From the entries that follow, gather each line holding the word "Selected".

• • •

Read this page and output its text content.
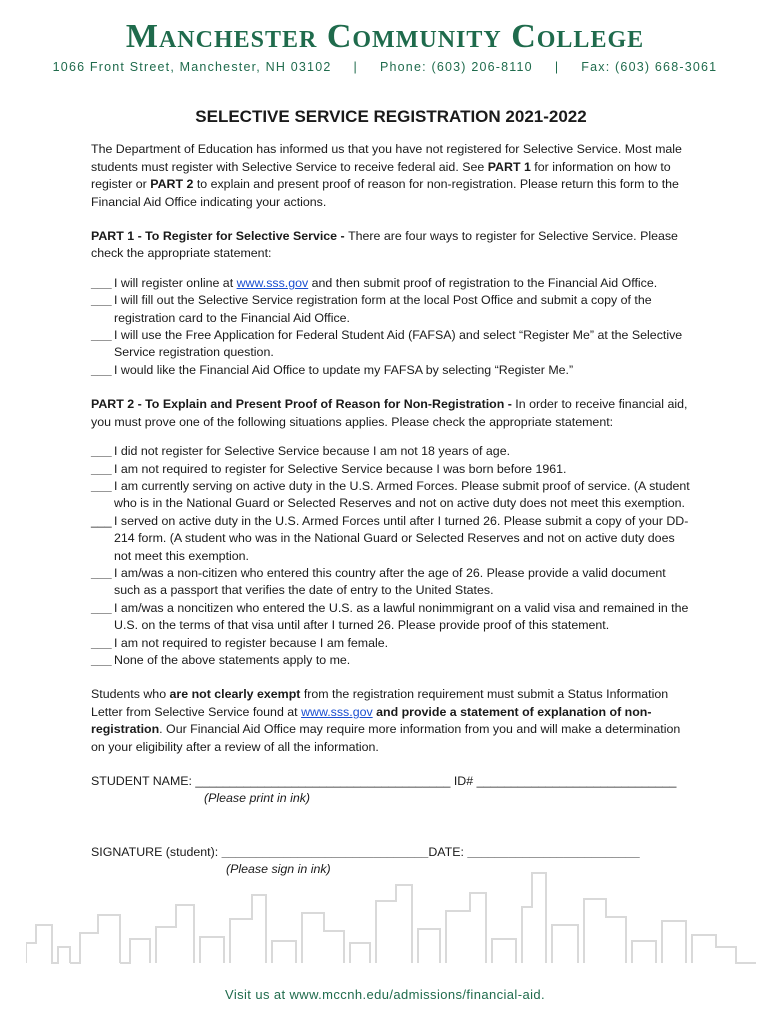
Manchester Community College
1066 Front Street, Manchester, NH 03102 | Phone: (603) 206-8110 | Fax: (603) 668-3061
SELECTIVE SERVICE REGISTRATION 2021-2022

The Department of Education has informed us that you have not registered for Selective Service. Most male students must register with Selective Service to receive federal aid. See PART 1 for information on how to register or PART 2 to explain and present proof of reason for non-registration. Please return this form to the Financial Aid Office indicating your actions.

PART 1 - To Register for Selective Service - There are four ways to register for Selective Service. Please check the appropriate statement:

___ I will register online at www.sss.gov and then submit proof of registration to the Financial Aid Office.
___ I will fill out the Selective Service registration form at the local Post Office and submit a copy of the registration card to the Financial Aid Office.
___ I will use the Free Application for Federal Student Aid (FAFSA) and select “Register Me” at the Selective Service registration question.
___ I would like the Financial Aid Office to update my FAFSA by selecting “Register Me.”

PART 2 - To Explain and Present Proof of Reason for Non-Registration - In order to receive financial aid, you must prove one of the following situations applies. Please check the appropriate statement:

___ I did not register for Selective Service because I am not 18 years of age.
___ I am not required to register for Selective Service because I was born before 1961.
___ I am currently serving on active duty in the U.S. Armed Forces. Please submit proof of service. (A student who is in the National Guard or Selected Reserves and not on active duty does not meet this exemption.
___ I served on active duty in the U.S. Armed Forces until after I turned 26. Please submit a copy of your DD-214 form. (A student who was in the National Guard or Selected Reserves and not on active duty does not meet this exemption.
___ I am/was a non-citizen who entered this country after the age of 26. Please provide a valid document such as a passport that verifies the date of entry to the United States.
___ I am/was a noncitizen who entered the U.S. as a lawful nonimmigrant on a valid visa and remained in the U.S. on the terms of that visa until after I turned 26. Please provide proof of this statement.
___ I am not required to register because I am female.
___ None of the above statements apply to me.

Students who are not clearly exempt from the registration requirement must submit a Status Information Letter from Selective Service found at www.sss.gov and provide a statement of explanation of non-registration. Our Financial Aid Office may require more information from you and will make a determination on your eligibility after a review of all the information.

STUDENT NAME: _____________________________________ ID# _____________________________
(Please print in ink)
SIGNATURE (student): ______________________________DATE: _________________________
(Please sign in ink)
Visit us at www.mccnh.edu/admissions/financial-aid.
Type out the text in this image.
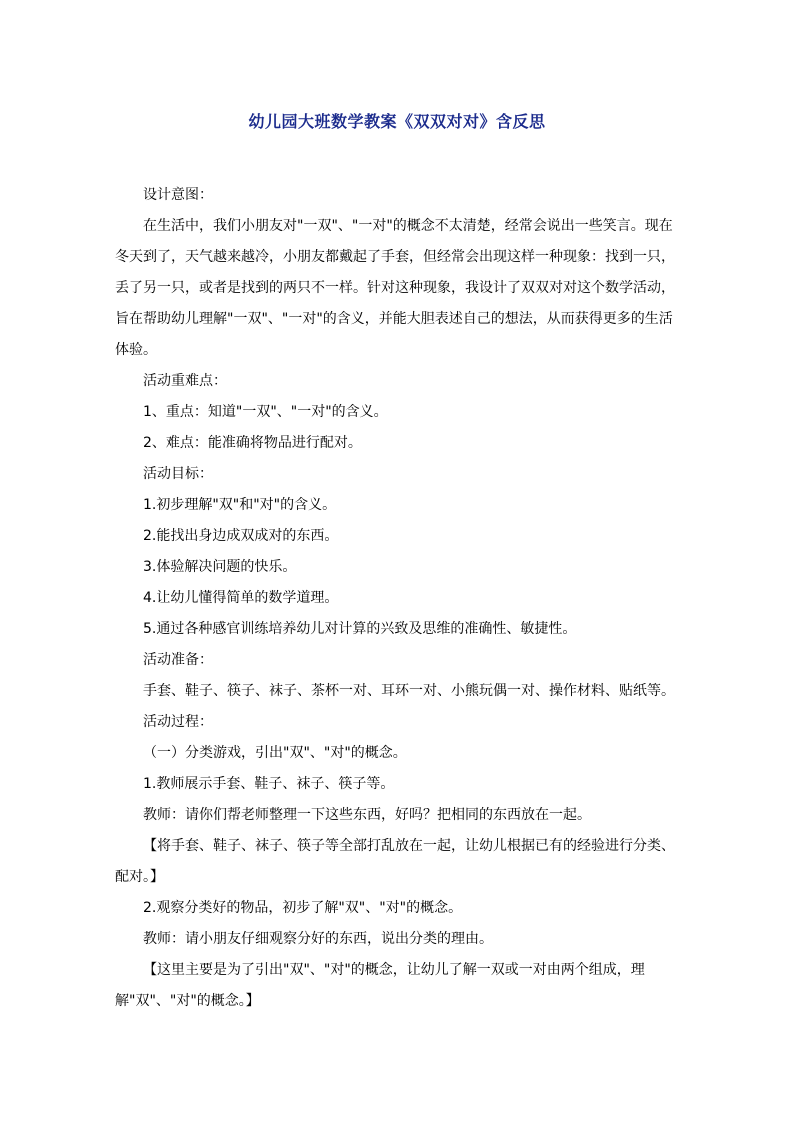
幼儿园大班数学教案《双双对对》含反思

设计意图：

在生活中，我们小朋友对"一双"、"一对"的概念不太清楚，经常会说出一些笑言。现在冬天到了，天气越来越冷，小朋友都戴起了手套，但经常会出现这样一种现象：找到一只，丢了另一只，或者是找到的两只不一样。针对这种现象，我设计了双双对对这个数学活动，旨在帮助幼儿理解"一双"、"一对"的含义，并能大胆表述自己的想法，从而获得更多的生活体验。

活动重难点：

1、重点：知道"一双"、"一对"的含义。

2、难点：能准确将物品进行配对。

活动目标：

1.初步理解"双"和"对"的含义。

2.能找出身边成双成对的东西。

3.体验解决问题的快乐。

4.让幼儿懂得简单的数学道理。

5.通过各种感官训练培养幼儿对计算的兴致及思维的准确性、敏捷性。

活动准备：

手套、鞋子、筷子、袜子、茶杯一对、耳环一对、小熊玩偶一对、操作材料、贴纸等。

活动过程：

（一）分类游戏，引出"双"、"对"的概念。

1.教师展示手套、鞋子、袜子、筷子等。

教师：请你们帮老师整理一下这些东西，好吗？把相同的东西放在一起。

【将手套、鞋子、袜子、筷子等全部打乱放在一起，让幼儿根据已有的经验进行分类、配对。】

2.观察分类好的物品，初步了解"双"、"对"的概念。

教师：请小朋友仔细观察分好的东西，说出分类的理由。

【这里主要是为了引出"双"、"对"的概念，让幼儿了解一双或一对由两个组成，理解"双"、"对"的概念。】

• • •

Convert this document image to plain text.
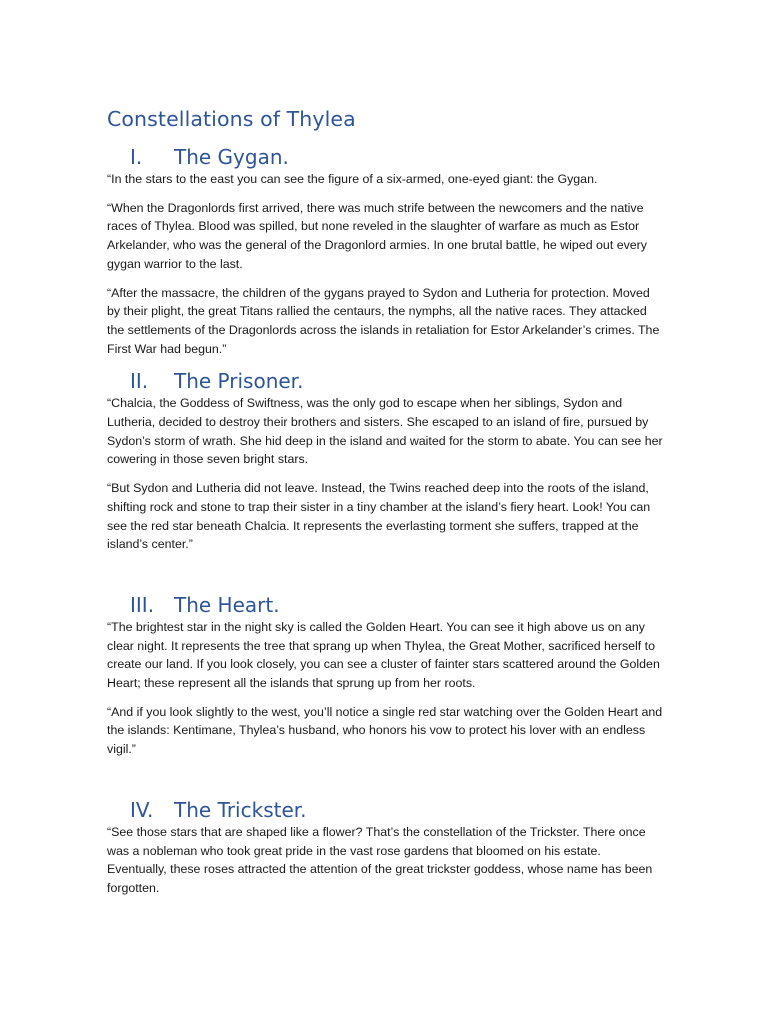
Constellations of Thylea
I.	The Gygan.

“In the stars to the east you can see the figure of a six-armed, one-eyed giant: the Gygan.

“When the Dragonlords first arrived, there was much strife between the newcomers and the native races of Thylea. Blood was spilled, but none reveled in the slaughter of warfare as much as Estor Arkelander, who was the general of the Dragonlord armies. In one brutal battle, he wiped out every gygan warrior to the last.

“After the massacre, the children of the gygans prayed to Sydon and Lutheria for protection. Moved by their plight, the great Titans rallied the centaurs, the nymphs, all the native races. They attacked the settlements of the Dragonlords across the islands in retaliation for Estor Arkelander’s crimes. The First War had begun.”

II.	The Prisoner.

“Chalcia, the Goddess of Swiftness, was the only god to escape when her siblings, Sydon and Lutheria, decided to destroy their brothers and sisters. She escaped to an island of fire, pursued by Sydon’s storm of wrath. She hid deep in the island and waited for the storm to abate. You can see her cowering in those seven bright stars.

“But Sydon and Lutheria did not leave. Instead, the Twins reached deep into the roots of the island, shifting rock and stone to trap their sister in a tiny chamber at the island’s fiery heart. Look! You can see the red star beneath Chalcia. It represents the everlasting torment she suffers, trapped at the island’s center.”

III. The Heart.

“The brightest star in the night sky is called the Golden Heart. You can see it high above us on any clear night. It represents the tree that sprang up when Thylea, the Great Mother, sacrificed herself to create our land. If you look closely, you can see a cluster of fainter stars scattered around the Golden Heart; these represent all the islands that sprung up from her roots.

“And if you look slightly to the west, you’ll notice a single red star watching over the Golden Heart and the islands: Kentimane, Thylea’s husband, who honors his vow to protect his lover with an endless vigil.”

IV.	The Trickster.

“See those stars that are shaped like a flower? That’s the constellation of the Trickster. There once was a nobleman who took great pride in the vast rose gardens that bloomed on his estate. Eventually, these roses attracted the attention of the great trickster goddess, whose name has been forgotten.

• • •

# Response to the exercise
___ I am currently serving on active duty in the U.S. Armed Forces. Please submit proof of service. (A student who is in the National Guard or Selected Reserves and not on active duty does not meet this exemption.
___ I served on active duty in the U.S. Armed Forces until after I turned 26. Please submit a copy of your DD-214 form. (A student who was in the National Guard or Selected Reserves and not on active duty does not meet this exemption.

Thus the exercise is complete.